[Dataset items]
▶
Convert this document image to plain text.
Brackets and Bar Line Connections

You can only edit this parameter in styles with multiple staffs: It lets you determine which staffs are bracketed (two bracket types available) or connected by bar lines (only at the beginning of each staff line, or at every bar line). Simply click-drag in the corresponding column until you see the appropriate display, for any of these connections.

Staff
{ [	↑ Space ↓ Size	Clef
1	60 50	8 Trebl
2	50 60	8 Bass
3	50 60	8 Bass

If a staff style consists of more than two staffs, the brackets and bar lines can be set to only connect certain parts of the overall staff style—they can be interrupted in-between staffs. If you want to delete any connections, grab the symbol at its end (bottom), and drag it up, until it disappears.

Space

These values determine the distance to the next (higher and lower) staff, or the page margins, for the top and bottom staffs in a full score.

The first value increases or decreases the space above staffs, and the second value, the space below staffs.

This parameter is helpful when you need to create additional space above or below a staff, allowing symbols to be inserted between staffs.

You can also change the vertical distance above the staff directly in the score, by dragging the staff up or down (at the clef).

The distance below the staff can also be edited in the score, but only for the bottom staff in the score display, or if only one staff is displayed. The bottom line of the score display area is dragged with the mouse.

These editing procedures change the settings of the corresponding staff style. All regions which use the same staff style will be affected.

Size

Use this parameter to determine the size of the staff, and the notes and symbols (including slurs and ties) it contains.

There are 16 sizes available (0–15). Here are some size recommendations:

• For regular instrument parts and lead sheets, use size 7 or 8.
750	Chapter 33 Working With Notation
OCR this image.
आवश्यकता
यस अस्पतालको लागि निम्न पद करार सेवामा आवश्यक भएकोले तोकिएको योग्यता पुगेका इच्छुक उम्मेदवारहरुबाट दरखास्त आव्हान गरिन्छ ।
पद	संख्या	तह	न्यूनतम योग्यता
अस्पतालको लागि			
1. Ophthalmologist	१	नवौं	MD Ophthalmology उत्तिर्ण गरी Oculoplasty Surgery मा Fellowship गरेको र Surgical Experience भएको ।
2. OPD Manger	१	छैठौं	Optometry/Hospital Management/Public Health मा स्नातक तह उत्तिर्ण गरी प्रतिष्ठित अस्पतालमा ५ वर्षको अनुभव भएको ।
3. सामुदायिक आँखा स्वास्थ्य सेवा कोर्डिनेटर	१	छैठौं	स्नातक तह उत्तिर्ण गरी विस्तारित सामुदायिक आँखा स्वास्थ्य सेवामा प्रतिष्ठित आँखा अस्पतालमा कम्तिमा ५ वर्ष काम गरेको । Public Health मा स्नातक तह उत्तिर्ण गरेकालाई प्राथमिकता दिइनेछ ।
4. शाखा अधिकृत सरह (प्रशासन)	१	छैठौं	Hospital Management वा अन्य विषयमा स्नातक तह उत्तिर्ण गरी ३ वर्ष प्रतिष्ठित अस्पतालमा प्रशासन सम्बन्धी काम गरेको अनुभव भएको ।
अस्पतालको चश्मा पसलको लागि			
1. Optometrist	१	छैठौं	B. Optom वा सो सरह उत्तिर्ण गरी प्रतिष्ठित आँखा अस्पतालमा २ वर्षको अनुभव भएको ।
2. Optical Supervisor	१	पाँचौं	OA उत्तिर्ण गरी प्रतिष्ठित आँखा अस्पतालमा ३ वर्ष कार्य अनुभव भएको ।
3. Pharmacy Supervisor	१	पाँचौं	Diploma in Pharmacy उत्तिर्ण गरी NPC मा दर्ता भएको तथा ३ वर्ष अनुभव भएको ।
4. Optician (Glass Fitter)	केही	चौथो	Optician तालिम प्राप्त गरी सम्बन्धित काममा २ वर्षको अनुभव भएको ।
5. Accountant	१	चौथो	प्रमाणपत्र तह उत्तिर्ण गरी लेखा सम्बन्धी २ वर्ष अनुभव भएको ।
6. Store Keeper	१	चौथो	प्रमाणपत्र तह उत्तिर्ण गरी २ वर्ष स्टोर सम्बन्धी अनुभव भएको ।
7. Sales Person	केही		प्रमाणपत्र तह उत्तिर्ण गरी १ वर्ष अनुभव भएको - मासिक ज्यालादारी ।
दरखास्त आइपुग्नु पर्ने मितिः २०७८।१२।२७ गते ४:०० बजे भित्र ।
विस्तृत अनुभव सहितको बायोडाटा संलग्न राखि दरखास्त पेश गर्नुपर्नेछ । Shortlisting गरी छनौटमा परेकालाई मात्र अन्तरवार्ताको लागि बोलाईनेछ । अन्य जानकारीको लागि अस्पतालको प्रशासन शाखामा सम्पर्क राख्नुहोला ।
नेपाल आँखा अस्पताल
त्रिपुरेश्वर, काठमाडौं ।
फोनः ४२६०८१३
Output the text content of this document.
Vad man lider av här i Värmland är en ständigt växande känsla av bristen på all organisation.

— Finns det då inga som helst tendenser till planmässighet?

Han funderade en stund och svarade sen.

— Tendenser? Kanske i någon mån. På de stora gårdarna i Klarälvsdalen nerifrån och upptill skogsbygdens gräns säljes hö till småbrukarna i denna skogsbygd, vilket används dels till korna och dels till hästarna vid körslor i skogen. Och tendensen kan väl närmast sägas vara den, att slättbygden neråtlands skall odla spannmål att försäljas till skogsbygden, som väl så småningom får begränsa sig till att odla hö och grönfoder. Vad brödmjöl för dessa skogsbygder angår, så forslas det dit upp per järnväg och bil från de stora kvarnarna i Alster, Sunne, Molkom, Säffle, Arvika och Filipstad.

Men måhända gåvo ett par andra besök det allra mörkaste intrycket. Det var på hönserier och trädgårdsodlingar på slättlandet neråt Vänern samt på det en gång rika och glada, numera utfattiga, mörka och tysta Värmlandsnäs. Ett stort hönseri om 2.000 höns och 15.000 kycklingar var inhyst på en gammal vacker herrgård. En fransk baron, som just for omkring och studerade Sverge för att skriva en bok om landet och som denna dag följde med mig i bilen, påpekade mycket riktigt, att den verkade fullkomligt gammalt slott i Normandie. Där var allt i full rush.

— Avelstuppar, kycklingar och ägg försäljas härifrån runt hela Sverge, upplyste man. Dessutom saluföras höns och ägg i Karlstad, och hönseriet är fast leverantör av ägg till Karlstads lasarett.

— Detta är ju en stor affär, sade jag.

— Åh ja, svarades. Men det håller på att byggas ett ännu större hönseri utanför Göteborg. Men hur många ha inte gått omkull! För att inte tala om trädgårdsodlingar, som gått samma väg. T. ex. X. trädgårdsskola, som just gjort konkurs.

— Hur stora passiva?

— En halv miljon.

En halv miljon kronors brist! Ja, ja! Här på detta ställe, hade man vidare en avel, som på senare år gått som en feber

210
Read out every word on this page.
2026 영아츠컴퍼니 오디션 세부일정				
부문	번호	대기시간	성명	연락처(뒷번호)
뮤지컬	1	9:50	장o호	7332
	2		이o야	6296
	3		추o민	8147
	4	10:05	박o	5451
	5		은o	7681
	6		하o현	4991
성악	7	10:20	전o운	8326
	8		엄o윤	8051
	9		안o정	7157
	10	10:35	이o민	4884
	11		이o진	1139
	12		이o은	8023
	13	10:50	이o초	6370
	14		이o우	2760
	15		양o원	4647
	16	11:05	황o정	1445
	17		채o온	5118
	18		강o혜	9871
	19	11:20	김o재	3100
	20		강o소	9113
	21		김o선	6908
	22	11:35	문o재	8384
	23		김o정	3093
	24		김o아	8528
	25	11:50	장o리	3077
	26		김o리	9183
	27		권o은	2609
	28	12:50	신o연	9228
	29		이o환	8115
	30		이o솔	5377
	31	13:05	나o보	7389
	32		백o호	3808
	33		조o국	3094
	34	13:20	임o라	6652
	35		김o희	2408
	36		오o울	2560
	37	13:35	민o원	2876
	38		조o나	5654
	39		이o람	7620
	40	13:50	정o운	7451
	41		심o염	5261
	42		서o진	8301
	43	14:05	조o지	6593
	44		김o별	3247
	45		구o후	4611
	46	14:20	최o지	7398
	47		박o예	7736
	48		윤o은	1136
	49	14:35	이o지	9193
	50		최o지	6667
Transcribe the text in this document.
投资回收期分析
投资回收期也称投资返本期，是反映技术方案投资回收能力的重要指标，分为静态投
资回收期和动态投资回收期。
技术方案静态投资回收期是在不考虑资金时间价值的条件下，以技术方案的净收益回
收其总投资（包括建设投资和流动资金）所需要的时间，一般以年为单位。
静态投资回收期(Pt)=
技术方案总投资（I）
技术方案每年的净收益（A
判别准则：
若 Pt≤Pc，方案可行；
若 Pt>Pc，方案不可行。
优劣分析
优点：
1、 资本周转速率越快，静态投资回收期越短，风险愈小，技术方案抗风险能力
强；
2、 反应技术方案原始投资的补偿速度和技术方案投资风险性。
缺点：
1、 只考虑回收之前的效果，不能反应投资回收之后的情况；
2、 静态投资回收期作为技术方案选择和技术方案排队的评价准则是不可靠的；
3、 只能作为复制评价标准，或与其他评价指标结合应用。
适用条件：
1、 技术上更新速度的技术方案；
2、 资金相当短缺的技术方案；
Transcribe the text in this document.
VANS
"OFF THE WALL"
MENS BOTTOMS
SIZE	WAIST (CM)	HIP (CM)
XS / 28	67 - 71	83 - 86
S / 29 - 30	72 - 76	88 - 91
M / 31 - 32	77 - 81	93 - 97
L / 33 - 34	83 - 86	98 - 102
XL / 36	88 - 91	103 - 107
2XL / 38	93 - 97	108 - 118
◀
**Written exercise:**
Tell how many lines hold the string "Health", giving the number and nothing else.

**Complete answer:**
2